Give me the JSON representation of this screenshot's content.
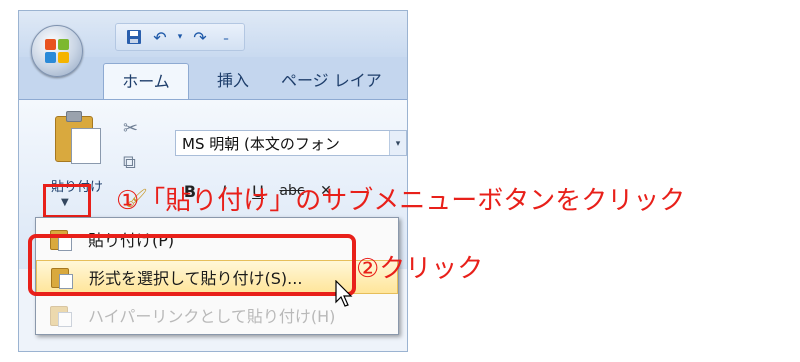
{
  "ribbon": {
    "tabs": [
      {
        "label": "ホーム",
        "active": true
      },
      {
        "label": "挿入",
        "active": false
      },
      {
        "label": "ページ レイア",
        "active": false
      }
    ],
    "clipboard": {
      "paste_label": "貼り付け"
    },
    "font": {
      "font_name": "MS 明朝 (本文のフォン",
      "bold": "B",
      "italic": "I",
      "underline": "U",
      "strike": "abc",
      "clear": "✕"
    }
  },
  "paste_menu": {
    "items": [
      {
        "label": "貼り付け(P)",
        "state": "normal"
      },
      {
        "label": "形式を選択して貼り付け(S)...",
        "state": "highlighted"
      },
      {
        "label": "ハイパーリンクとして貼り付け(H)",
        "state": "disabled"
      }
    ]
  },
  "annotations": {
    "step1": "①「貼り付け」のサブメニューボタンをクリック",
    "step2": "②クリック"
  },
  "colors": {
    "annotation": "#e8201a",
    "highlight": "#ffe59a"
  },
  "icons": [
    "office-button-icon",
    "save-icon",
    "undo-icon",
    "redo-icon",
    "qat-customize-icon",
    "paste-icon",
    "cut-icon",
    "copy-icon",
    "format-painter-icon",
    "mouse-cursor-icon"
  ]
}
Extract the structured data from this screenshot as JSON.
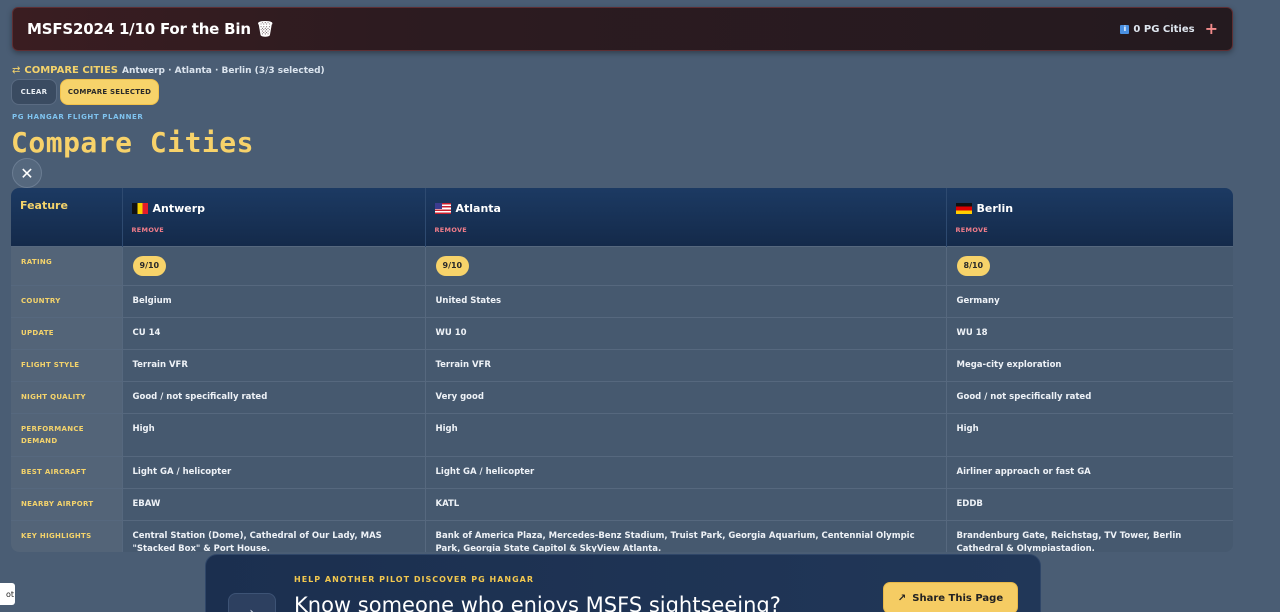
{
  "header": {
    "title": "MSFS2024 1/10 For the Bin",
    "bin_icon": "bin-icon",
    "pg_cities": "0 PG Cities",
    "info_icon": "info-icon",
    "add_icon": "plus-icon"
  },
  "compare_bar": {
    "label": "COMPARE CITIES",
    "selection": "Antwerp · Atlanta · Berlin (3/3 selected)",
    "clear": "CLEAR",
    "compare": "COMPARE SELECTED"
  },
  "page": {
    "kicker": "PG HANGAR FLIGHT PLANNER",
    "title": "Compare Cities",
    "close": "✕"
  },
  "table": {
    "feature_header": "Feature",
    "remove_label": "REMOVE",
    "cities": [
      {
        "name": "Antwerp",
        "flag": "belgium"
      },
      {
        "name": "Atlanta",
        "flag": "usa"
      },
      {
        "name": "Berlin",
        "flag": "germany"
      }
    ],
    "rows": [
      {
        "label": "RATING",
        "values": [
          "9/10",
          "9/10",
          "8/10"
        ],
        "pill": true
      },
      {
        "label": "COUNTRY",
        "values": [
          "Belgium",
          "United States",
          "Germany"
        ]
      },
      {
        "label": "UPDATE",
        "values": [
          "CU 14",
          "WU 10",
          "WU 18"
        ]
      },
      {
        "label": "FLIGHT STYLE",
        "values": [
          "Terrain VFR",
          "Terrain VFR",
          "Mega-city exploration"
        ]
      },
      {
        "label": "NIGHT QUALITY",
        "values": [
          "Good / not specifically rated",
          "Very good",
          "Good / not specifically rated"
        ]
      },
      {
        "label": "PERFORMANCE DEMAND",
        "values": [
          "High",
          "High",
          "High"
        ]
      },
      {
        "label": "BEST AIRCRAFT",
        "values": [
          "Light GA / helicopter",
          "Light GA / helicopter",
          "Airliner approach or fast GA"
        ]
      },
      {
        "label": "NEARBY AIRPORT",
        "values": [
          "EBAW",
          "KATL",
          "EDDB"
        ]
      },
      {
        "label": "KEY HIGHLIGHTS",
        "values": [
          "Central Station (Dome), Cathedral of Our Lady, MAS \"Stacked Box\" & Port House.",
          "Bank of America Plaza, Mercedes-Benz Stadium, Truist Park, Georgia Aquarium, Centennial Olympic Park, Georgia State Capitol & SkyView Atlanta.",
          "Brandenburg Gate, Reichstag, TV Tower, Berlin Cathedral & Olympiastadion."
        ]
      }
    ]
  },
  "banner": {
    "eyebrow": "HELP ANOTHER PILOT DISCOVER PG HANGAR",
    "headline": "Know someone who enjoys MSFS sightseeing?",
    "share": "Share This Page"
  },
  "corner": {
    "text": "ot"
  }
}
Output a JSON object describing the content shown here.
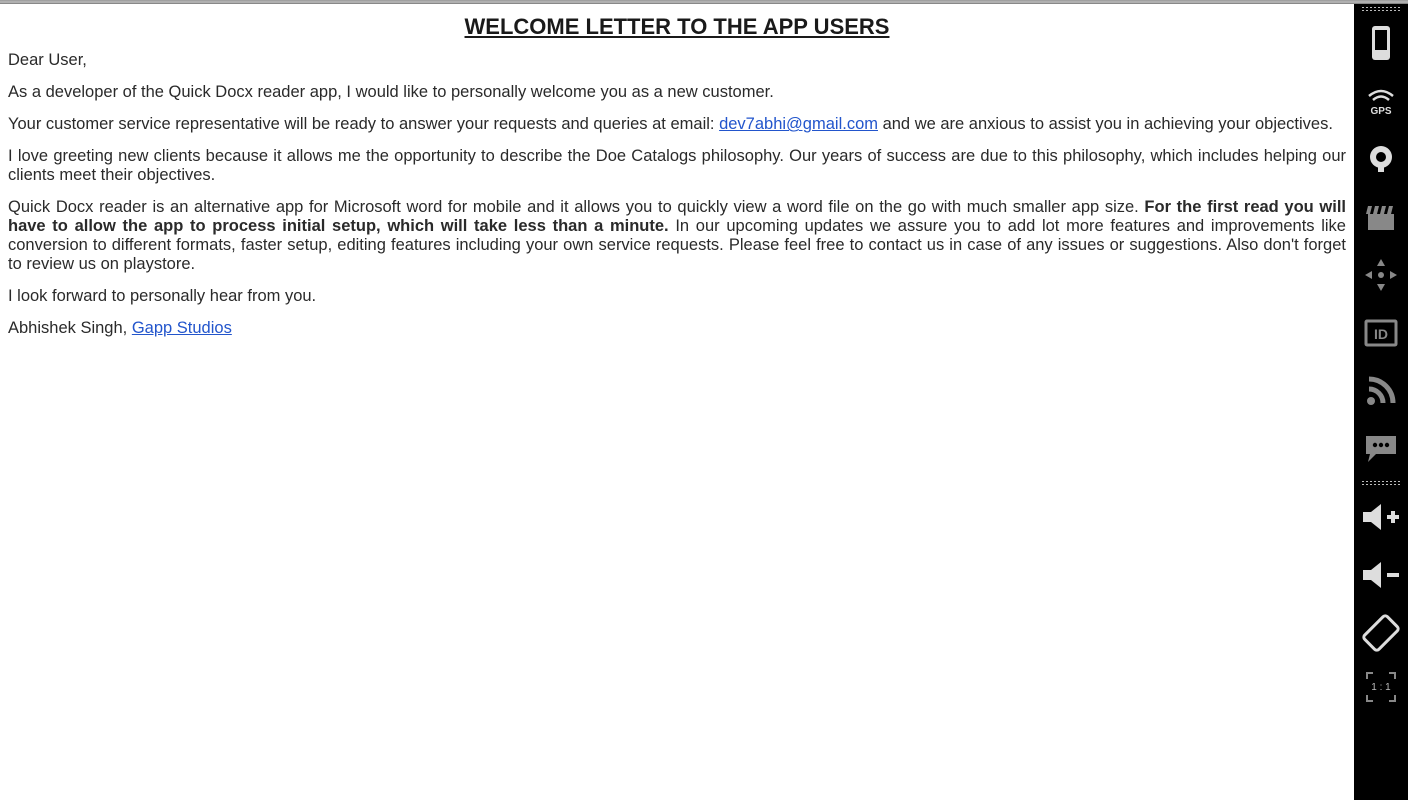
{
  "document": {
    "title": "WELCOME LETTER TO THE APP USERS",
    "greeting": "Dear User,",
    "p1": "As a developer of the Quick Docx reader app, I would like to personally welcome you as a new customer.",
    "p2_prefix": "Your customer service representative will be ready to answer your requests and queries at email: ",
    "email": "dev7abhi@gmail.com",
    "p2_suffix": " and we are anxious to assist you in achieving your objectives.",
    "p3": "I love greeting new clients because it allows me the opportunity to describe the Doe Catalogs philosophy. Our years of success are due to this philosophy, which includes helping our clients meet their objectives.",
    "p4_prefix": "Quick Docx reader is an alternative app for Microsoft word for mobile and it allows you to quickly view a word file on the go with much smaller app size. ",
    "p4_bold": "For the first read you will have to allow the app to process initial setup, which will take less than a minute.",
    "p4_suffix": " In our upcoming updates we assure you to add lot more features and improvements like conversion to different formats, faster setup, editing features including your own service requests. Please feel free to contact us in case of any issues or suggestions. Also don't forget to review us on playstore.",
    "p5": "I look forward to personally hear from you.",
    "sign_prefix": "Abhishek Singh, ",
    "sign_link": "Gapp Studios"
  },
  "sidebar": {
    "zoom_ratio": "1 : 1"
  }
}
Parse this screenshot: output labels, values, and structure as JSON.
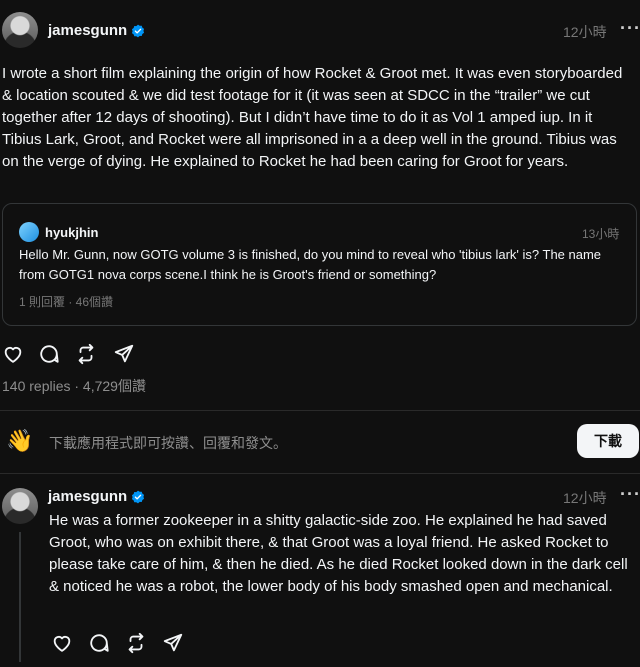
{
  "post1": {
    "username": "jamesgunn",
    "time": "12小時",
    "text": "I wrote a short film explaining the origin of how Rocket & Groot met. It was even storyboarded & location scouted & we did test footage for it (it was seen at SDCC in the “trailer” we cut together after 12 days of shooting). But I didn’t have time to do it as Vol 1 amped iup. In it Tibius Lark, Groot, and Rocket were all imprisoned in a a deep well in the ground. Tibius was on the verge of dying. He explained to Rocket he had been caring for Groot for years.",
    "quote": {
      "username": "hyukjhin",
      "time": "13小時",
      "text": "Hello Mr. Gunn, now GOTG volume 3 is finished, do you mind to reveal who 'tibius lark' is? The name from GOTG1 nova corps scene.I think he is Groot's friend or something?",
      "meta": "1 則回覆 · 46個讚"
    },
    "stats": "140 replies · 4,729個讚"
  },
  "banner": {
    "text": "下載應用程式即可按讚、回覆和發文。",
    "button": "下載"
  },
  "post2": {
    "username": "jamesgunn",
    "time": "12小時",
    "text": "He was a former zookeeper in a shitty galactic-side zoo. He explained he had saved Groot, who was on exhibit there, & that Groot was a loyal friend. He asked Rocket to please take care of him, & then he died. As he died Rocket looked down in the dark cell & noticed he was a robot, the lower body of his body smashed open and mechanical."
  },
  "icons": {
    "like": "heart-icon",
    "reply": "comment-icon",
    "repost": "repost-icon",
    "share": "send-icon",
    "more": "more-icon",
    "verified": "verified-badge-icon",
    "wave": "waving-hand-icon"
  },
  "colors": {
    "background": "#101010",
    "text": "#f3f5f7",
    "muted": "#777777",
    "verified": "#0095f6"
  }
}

◇ ◇ ◇

Look through the entries and return every line where "Cathedral" appears.

Completed task:
          "Central Station (Dome), Cathedral of Our Lady, MAS \"Stacked Box\" & Port House.",
          "Brandenburg Gate, Reichstag, TV Tower, Berlin Cathedral & Olympiastadion."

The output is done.